◆ Directions
Write out the entries verbatim and leave the images out of the copy.

◆ Records for this task

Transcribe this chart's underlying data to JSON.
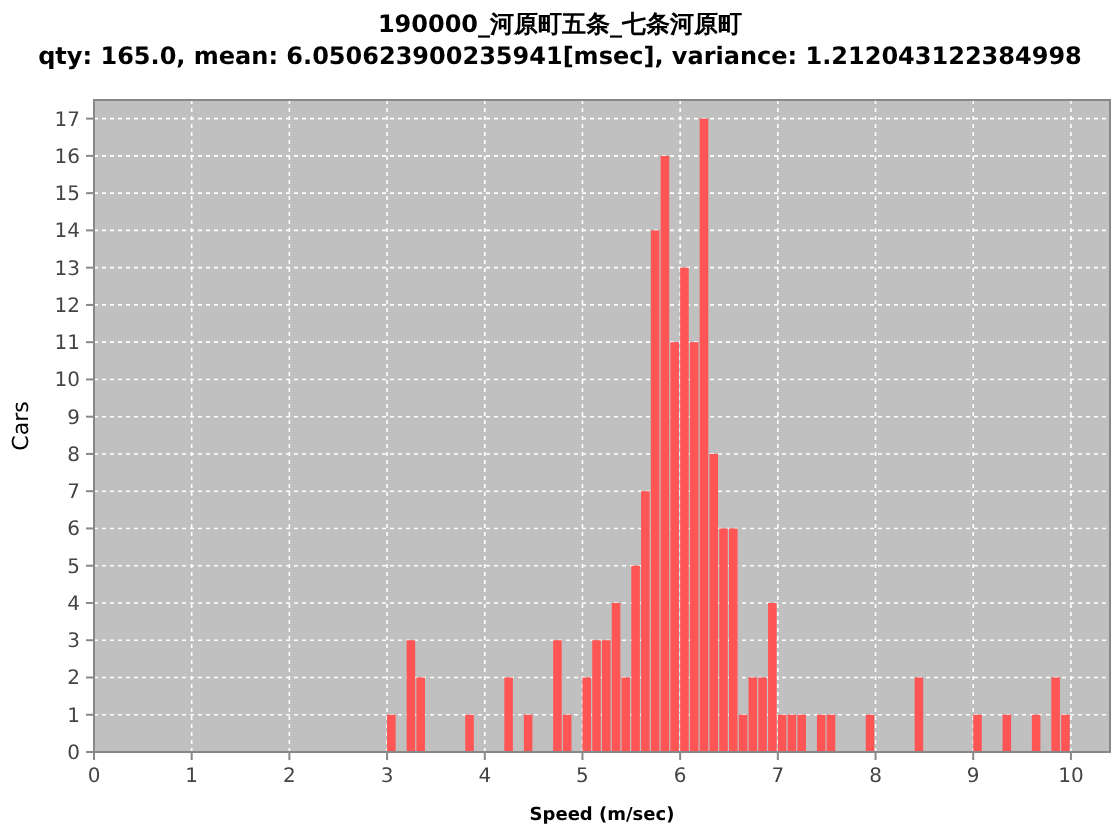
{
  "chart_data": {
    "type": "histogram",
    "title": "190000_河原町五条_七条河原町",
    "subtitle": "qty: 165.0,  mean: 6.050623900235941[msec],  variance: 1.212043122384998",
    "xlabel": "Speed (m/sec)",
    "ylabel": "Cars",
    "color": "#ff5555",
    "bins": [
      3.0,
      3.1,
      3.2,
      3.3,
      3.4,
      3.5,
      3.6,
      3.7,
      3.8,
      3.9,
      4.0,
      4.1,
      4.2,
      4.3,
      4.4,
      4.5,
      4.6,
      4.7,
      4.8,
      4.9,
      5.0,
      5.1,
      5.2,
      5.3,
      5.4,
      5.5,
      5.6,
      5.7,
      5.8,
      5.9,
      6.0,
      6.1,
      6.2,
      6.3,
      6.4,
      6.5,
      6.6,
      6.7,
      6.8,
      6.9,
      7.0,
      7.1,
      7.2,
      7.3,
      7.4,
      7.5,
      7.6,
      7.7,
      7.8,
      7.9,
      8.0,
      8.1,
      8.2,
      8.3,
      8.4,
      8.5,
      8.6,
      8.7,
      8.8,
      8.9,
      9.0,
      9.1,
      9.2,
      9.3,
      9.4,
      9.5,
      9.6,
      9.7,
      9.8,
      9.9,
      10.0
    ],
    "values": [
      1,
      0,
      3,
      2,
      0,
      0,
      0,
      0,
      1,
      0,
      0,
      0,
      2,
      0,
      1,
      0,
      0,
      3,
      1,
      0,
      2,
      3,
      3,
      4,
      2,
      5,
      7,
      14,
      16,
      11,
      13,
      11,
      17,
      8,
      6,
      6,
      1,
      2,
      2,
      4,
      1,
      1,
      1,
      0,
      1,
      1,
      0,
      0,
      0,
      1,
      0,
      0,
      0,
      0,
      2,
      0,
      0,
      0,
      0,
      0,
      1,
      0,
      0,
      1,
      0,
      0,
      1,
      0,
      2,
      1
    ],
    "xlim": [
      0,
      10.4
    ],
    "xticks": [
      0,
      1,
      2,
      3,
      4,
      5,
      6,
      7,
      8,
      9,
      10
    ],
    "ylim": [
      0,
      17.5
    ],
    "yticks": [
      0,
      1,
      2,
      3,
      4,
      5,
      6,
      7,
      8,
      9,
      10,
      11,
      12,
      13,
      14,
      15,
      16,
      17
    ],
    "grid": true
  }
}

◆ Response
Transcribe this chart's underlying data to JSON.
{
  "chart_data": {
    "type": "histogram",
    "title": "190000_河原町五条_七条河原町",
    "subtitle": "qty: 165.0,  mean: 6.050623900235941[msec],  variance: 1.212043122384998",
    "xlabel": "Speed (m/sec)",
    "ylabel": "Cars",
    "color": "#ff5555",
    "bins": [
      3.0,
      3.1,
      3.2,
      3.3,
      3.4,
      3.5,
      3.6,
      3.7,
      3.8,
      3.9,
      4.0,
      4.1,
      4.2,
      4.3,
      4.4,
      4.5,
      4.6,
      4.7,
      4.8,
      4.9,
      5.0,
      5.1,
      5.2,
      5.3,
      5.4,
      5.5,
      5.6,
      5.7,
      5.8,
      5.9,
      6.0,
      6.1,
      6.2,
      6.3,
      6.4,
      6.5,
      6.6,
      6.7,
      6.8,
      6.9,
      7.0,
      7.1,
      7.2,
      7.3,
      7.4,
      7.5,
      7.6,
      7.7,
      7.8,
      7.9,
      8.0,
      8.1,
      8.2,
      8.3,
      8.4,
      8.5,
      8.6,
      8.7,
      8.8,
      8.9,
      9.0,
      9.1,
      9.2,
      9.3,
      9.4,
      9.5,
      9.6,
      9.7,
      9.8,
      9.9,
      10.0
    ],
    "values": [
      1,
      0,
      3,
      2,
      0,
      0,
      0,
      0,
      1,
      0,
      0,
      0,
      2,
      0,
      1,
      0,
      0,
      3,
      1,
      0,
      2,
      3,
      3,
      4,
      2,
      5,
      7,
      14,
      16,
      11,
      13,
      11,
      17,
      8,
      6,
      6,
      1,
      2,
      2,
      4,
      1,
      1,
      1,
      0,
      1,
      1,
      0,
      0,
      0,
      1,
      0,
      0,
      0,
      0,
      2,
      0,
      0,
      0,
      0,
      0,
      1,
      0,
      0,
      1,
      0,
      0,
      1,
      0,
      2,
      1
    ],
    "xlim": [
      0,
      10.4
    ],
    "xticks": [
      0,
      1,
      2,
      3,
      4,
      5,
      6,
      7,
      8,
      9,
      10
    ],
    "ylim": [
      0,
      17.5
    ],
    "yticks": [
      0,
      1,
      2,
      3,
      4,
      5,
      6,
      7,
      8,
      9,
      10,
      11,
      12,
      13,
      14,
      15,
      16,
      17
    ],
    "grid": true
  }
}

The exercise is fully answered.